■ PROBLEM TO WORK ON: Repeat the material exactly as it appears.

Items listed in a dataset:
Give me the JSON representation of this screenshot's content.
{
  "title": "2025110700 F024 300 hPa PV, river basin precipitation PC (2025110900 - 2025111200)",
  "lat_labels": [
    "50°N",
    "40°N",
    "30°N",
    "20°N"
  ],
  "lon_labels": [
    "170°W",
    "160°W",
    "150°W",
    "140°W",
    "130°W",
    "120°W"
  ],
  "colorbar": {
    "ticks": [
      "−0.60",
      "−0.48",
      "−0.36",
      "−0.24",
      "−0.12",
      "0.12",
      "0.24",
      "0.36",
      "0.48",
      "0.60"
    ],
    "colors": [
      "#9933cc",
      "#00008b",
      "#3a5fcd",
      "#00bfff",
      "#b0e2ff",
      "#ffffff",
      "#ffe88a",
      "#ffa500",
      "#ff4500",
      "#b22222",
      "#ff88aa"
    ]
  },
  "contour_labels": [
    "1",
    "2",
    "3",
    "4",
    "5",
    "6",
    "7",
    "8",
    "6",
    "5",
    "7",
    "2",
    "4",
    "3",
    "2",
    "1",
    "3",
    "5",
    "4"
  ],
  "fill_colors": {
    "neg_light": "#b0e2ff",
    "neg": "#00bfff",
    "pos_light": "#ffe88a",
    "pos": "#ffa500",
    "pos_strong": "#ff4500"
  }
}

■ FULL SOLUTION:
Give me the JSON representation of this screenshot's content.
{
  "title": "2025110700 F024 300 hPa PV, river basin precipitation PC (2025110900 - 2025111200)",
  "lat_labels": [
    "50°N",
    "40°N",
    "30°N",
    "20°N"
  ],
  "lon_labels": [
    "170°W",
    "160°W",
    "150°W",
    "140°W",
    "130°W",
    "120°W"
  ],
  "colorbar": {
    "ticks": [
      "−0.60",
      "−0.48",
      "−0.36",
      "−0.24",
      "−0.12",
      "0.12",
      "0.24",
      "0.36",
      "0.48",
      "0.60"
    ],
    "colors": [
      "#9933cc",
      "#00008b",
      "#3a5fcd",
      "#00bfff",
      "#b0e2ff",
      "#ffffff",
      "#ffe88a",
      "#ffa500",
      "#ff4500",
      "#b22222",
      "#ff88aa"
    ]
  },
  "contour_labels": [
    "1",
    "2",
    "3",
    "4",
    "5",
    "6",
    "7",
    "8",
    "6",
    "5",
    "7",
    "2",
    "4",
    "3",
    "2",
    "1",
    "3",
    "5",
    "4"
  ],
  "fill_colors": {
    "neg_light": "#b0e2ff",
    "neg": "#00bfff",
    "pos_light": "#ffe88a",
    "pos": "#ffa500",
    "pos_strong": "#ff4500"
  }
}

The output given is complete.